>>>>>
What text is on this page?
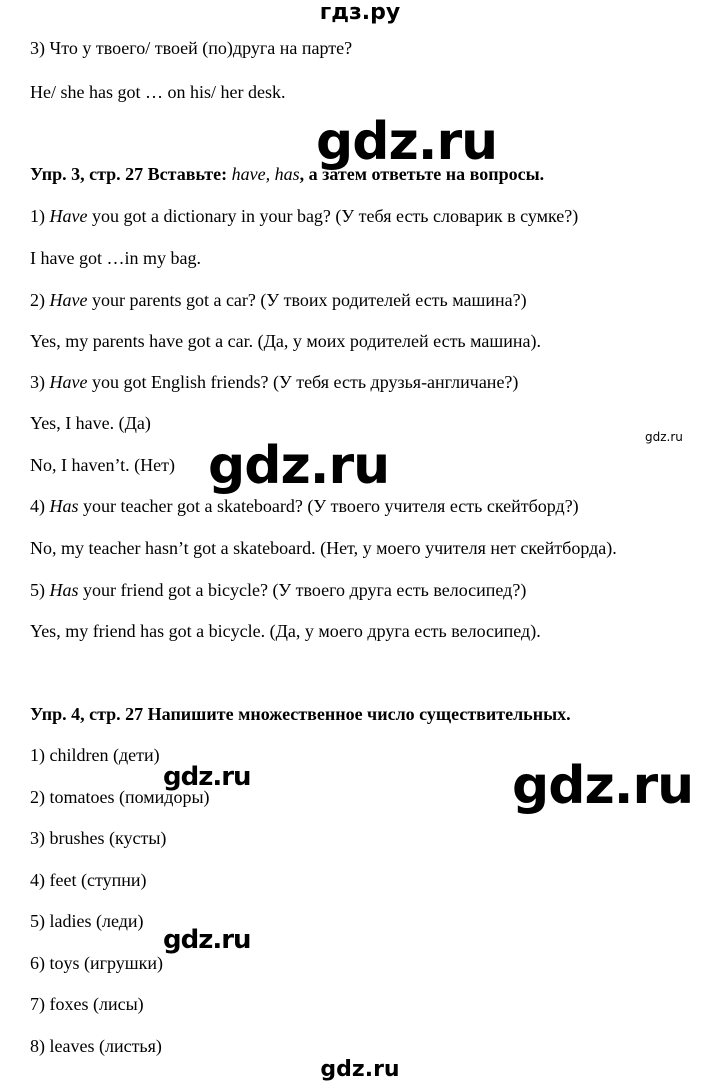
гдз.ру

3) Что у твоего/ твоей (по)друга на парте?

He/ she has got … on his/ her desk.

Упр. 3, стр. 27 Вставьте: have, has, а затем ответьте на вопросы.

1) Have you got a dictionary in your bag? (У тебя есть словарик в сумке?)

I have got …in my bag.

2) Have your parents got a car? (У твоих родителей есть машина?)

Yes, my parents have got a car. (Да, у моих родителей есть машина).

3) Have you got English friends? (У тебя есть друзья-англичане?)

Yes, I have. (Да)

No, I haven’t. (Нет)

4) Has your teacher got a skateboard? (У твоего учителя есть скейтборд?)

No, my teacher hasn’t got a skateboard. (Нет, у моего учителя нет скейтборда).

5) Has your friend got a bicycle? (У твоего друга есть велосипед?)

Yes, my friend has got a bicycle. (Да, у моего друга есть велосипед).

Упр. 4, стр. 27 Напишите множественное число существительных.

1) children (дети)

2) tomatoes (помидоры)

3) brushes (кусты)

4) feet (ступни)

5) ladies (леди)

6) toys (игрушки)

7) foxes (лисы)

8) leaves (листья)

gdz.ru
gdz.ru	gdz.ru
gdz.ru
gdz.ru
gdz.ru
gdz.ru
<<<<<
INSTRUCTION = Repeat the listing in full and exactly. Do not include any images.

ANSWER TO THE TASK =
What text is on this page?
гдз.ру

3) Что у твоего/ твоей (по)друга на парте?

He/ she has got … on his/ her desk.

Упр. 3, стр. 27 Вставьте: have, has, а затем ответьте на вопросы.

1) Have you got a dictionary in your bag? (У тебя есть словарик в сумке?)

I have got …in my bag.

2) Have your parents got a car? (У твоих родителей есть машина?)

Yes, my parents have got a car. (Да, у моих родителей есть машина).

3) Have you got English friends? (У тебя есть друзья-англичане?)

Yes, I have. (Да)

No, I haven’t. (Нет)

4) Has your teacher got a skateboard? (У твоего учителя есть скейтборд?)

No, my teacher hasn’t got a skateboard. (Нет, у моего учителя нет скейтборда).

5) Has your friend got a bicycle? (У твоего друга есть велосипед?)

Yes, my friend has got a bicycle. (Да, у моего друга есть велосипед).

Упр. 4, стр. 27 Напишите множественное число существительных.

1) children (дети)

2) tomatoes (помидоры)

3) brushes (кусты)

4) feet (ступни)

5) ladies (леди)

6) toys (игрушки)

7) foxes (лисы)

8) leaves (листья)

gdz.ru
gdz.ru	gdz.ru
gdz.ru
gdz.ru
gdz.ru
gdz.ru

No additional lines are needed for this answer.